Drop every picture, then transcribe the remaining data exactly.

——

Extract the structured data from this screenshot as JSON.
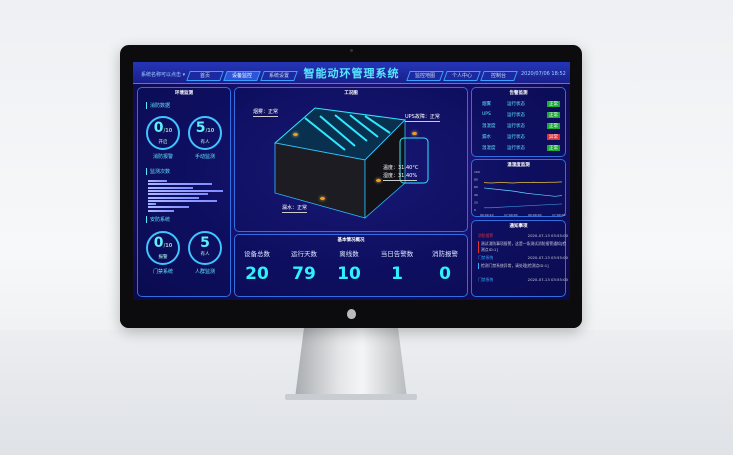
{
  "header": {
    "system_name": "系统名称可以点击 ▾",
    "title": "智能动环管理系统",
    "tabs": [
      "首页",
      "设备监控",
      "系统设置",
      "监控地图",
      "个人中心",
      "控制台"
    ],
    "active_tab": 1,
    "datetime": "2020/07/06 18:52"
  },
  "left": {
    "title": "环境监测",
    "fire": {
      "label": "消防数据",
      "items": [
        {
          "value": "0",
          "total": "/10",
          "status": "开启",
          "caption": "消防报警"
        },
        {
          "value": "5",
          "total": "/10",
          "status": "有人",
          "caption": "手动监测"
        }
      ]
    },
    "monitor": {
      "label": "监测次数",
      "bars": [
        0.25,
        0.85,
        0.6,
        1.0,
        0.8,
        0.68,
        0.92,
        0.1,
        0.55,
        0.35
      ]
    },
    "security": {
      "label": "安防系统",
      "items": [
        {
          "value": "0",
          "total": "/10",
          "status": "报警",
          "caption": "门禁系统"
        },
        {
          "value": "5",
          "total": "",
          "status": "有人",
          "caption": "人群监测"
        }
      ]
    }
  },
  "center": {
    "title": "工况图",
    "tags": {
      "smoke": "烟雾：正常",
      "ups": "UPS故障：正常",
      "temp": "温度：31.40°C",
      "humidity": "湿度：31.40%",
      "leak": "漏水：正常"
    },
    "overview_title": "基本情况概况",
    "stats": [
      {
        "label": "设备总数",
        "value": "20"
      },
      {
        "label": "运行天数",
        "value": "79"
      },
      {
        "label": "离线数",
        "value": "10"
      },
      {
        "label": "当日告警数",
        "value": "1"
      },
      {
        "label": "消防报警",
        "value": "0"
      }
    ]
  },
  "right": {
    "alarm": {
      "title": "告警监测",
      "rows": [
        {
          "name": "烟雾",
          "state": "运行状态",
          "status": "正常",
          "color": "#1fa83a"
        },
        {
          "name": "UPS",
          "state": "运行状态",
          "status": "正常",
          "color": "#1fa83a"
        },
        {
          "name": "温湿度",
          "state": "运行状态",
          "status": "正常",
          "color": "#1fa83a"
        },
        {
          "name": "漏水",
          "state": "运行状态",
          "status": "异常",
          "color": "#d8323a"
        },
        {
          "name": "温湿度",
          "state": "运行状态",
          "status": "正常",
          "color": "#1fa83a"
        }
      ]
    },
    "chart": {
      "title": "温湿度监测",
      "y_ticks": [
        "100",
        "80",
        "60",
        "40",
        "20",
        "0"
      ],
      "x_ticks": [
        "00:00:10",
        "17:00:00",
        "00:00:00",
        "17:00:00"
      ],
      "series": [
        {
          "color": "#e8c23a",
          "values": [
            72,
            71,
            72,
            72,
            71,
            72,
            72,
            73,
            72,
            73,
            73,
            74
          ]
        },
        {
          "color": "#5fd8ff",
          "values": [
            58,
            56,
            54,
            52,
            50,
            47,
            44,
            42,
            40,
            38,
            36,
            38
          ]
        },
        {
          "color": "#3a8bd8",
          "values": [
            6,
            6,
            7,
            8,
            9,
            10,
            11,
            12,
            13,
            14,
            15,
            16
          ]
        }
      ]
    },
    "notice": {
      "title": "通知事项",
      "items": [
        {
          "type": "消防报警",
          "color": "#e0303a",
          "time": "2020-07-13 03:55:00",
          "text": "测试消防事项报警，这是一条测试消防报警通知[检测点ID:1]"
        },
        {
          "type": "门禁系统",
          "color": "#3aa8ff",
          "time": "2020-07-13 03:55:00",
          "text": "检测门禁系统异常，请处理[检测点ID:1]"
        },
        {
          "type": "门禁系统",
          "color": "#3aa8ff",
          "time": "2020-07-13 03:55:00"
        }
      ]
    }
  }
}
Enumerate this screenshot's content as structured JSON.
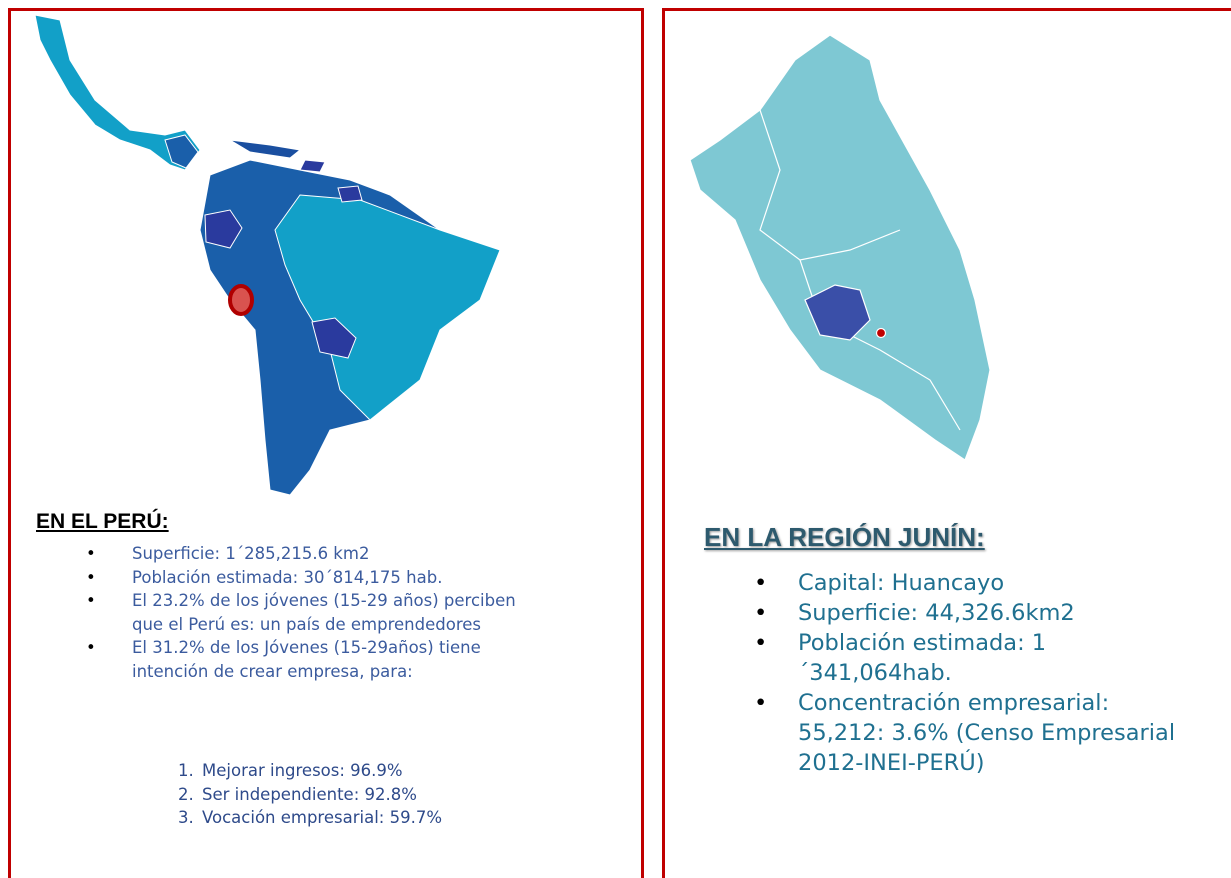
{
  "left": {
    "heading": "EN EL PERÚ:",
    "items": [
      "Superficie: 1´285,215.6 km2",
      "Población estimada: 30´814,175 hab.",
      "El 23.2%  de los jóvenes (15-29 años) perciben que el Perú es: un país de emprendedores",
      "El 31.2% de los Jóvenes (15-29años) tiene intención de crear empresa, para:"
    ],
    "sub_items": [
      {
        "number": "1.",
        "text": "Mejorar ingresos: 96.9%"
      },
      {
        "number": "2.",
        "text": "Ser independiente: 92.8%"
      },
      {
        "number": "3.",
        "text": "Vocación empresarial: 59.7%"
      }
    ]
  },
  "right": {
    "heading": "EN LA REGIÓN JUNÍN:",
    "items": [
      "Capital: Huancayo",
      "Superficie: 44,326.6km2",
      "Población estimada: 1´341,064hab.",
      "Concentración empresarial: 55,212: 3.6% (Censo Empresarial 2012-INEI-PERÚ)"
    ]
  }
}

——

**ANSWER IN FULL:**
Extract the structured data from this screenshot as JSON.
{
  "header": {
    "system_name": "系统名称可以点击 ▾",
    "title": "智能动环管理系统",
    "tabs": [
      "首页",
      "设备监控",
      "系统设置",
      "监控地图",
      "个人中心",
      "控制台"
    ],
    "active_tab": 1,
    "datetime": "2020/07/06 18:52"
  },
  "left": {
    "title": "环境监测",
    "fire": {
      "label": "消防数据",
      "items": [
        {
          "value": "0",
          "total": "/10",
          "status": "开启",
          "caption": "消防报警"
        },
        {
          "value": "5",
          "total": "/10",
          "status": "有人",
          "caption": "手动监测"
        }
      ]
    },
    "monitor": {
      "label": "监测次数",
      "bars": [
        0.25,
        0.85,
        0.6,
        1.0,
        0.8,
        0.68,
        0.92,
        0.1,
        0.55,
        0.35
      ]
    },
    "security": {
      "label": "安防系统",
      "items": [
        {
          "value": "0",
          "total": "/10",
          "status": "报警",
          "caption": "门禁系统"
        },
        {
          "value": "5",
          "total": "",
          "status": "有人",
          "caption": "人群监测"
        }
      ]
    }
  },
  "center": {
    "title": "工况图",
    "tags": {
      "smoke": "烟雾：正常",
      "ups": "UPS故障：正常",
      "temp": "温度：31.40°C",
      "humidity": "湿度：31.40%",
      "leak": "漏水：正常"
    },
    "overview_title": "基本情况概况",
    "stats": [
      {
        "label": "设备总数",
        "value": "20"
      },
      {
        "label": "运行天数",
        "value": "79"
      },
      {
        "label": "离线数",
        "value": "10"
      },
      {
        "label": "当日告警数",
        "value": "1"
      },
      {
        "label": "消防报警",
        "value": "0"
      }
    ]
  },
  "right": {
    "alarm": {
      "title": "告警监测",
      "rows": [
        {
          "name": "烟雾",
          "state": "运行状态",
          "status": "正常",
          "color": "#1fa83a"
        },
        {
          "name": "UPS",
          "state": "运行状态",
          "status": "正常",
          "color": "#1fa83a"
        },
        {
          "name": "温湿度",
          "state": "运行状态",
          "status": "正常",
          "color": "#1fa83a"
        },
        {
          "name": "漏水",
          "state": "运行状态",
          "status": "异常",
          "color": "#d8323a"
        },
        {
          "name": "温湿度",
          "state": "运行状态",
          "status": "正常",
          "color": "#1fa83a"
        }
      ]
    },
    "chart": {
      "title": "温湿度监测",
      "y_ticks": [
        "100",
        "80",
        "60",
        "40",
        "20",
        "0"
      ],
      "x_ticks": [
        "00:00:10",
        "17:00:00",
        "00:00:00",
        "17:00:00"
      ],
      "series": [
        {
          "color": "#e8c23a",
          "values": [
            72,
            71,
            72,
            72,
            71,
            72,
            72,
            73,
            72,
            73,
            73,
            74
          ]
        },
        {
          "color": "#5fd8ff",
          "values": [
            58,
            56,
            54,
            52,
            50,
            47,
            44,
            42,
            40,
            38,
            36,
            38
          ]
        },
        {
          "color": "#3a8bd8",
          "values": [
            6,
            6,
            7,
            8,
            9,
            10,
            11,
            12,
            13,
            14,
            15,
            16
          ]
        }
      ]
    },
    "notice": {
      "title": "通知事项",
      "items": [
        {
          "type": "消防报警",
          "color": "#e0303a",
          "time": "2020-07-13 03:55:00",
          "text": "测试消防事项报警，这是一条测试消防报警通知[检测点ID:1]"
        },
        {
          "type": "门禁系统",
          "color": "#3aa8ff",
          "time": "2020-07-13 03:55:00",
          "text": "检测门禁系统异常，请处理[检测点ID:1]"
        },
        {
          "type": "门禁系统",
          "color": "#3aa8ff",
          "time": "2020-07-13 03:55:00"
        }
      ]
    }
  }
}
Enumerate this screenshot's content as structured JSON.
{
  "left": {
    "heading": "EN EL PERÚ:",
    "items": [
      "Superficie: 1´285,215.6 km2",
      "Población estimada: 30´814,175 hab.",
      "El 23.2%  de los jóvenes (15-29 años) perciben que el Perú es: un país de emprendedores",
      "El 31.2% de los Jóvenes (15-29años) tiene intención de crear empresa, para:"
    ],
    "sub_items": [
      {
        "number": "1.",
        "text": "Mejorar ingresos: 96.9%"
      },
      {
        "number": "2.",
        "text": "Ser independiente: 92.8%"
      },
      {
        "number": "3.",
        "text": "Vocación empresarial: 59.7%"
      }
    ]
  },
  "right": {
    "heading": "EN LA REGIÓN JUNÍN:",
    "items": [
      "Capital: Huancayo",
      "Superficie: 44,326.6km2",
      "Población estimada: 1´341,064hab.",
      "Concentración empresarial: 55,212: 3.6% (Censo Empresarial 2012-INEI-PERÚ)"
    ]
  }
}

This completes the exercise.